What you are asked to do –
Type every record exactly as it appears.

==*==

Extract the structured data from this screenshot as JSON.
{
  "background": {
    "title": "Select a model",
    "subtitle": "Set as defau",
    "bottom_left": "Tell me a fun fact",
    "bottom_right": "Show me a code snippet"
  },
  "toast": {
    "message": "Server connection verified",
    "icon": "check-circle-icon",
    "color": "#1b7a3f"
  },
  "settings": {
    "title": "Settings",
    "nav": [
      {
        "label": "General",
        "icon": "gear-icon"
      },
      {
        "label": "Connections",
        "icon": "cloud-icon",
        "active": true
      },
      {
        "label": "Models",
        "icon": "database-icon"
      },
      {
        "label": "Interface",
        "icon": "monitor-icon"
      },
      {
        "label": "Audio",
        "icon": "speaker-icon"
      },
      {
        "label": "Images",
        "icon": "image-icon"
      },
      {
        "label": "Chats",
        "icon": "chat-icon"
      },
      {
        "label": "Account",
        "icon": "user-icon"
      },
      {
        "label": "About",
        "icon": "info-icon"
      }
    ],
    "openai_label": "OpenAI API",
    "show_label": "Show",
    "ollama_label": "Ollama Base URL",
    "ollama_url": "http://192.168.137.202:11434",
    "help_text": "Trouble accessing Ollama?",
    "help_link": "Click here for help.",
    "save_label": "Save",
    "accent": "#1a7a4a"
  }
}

==*==

The completed task –
Extract the structured data from this screenshot as JSON.
{
  "background": {
    "title": "Select a model",
    "subtitle": "Set as defau",
    "bottom_left": "Tell me a fun fact",
    "bottom_right": "Show me a code snippet"
  },
  "toast": {
    "message": "Server connection verified",
    "icon": "check-circle-icon",
    "color": "#1b7a3f"
  },
  "settings": {
    "title": "Settings",
    "nav": [
      {
        "label": "General",
        "icon": "gear-icon"
      },
      {
        "label": "Connections",
        "icon": "cloud-icon",
        "active": true
      },
      {
        "label": "Models",
        "icon": "database-icon"
      },
      {
        "label": "Interface",
        "icon": "monitor-icon"
      },
      {
        "label": "Audio",
        "icon": "speaker-icon"
      },
      {
        "label": "Images",
        "icon": "image-icon"
      },
      {
        "label": "Chats",
        "icon": "chat-icon"
      },
      {
        "label": "Account",
        "icon": "user-icon"
      },
      {
        "label": "About",
        "icon": "info-icon"
      }
    ],
    "openai_label": "OpenAI API",
    "show_label": "Show",
    "ollama_label": "Ollama Base URL",
    "ollama_url": "http://192.168.137.202:11434",
    "help_text": "Trouble accessing Ollama?",
    "help_link": "Click here for help.",
    "save_label": "Save",
    "accent": "#1a7a4a"
  }
}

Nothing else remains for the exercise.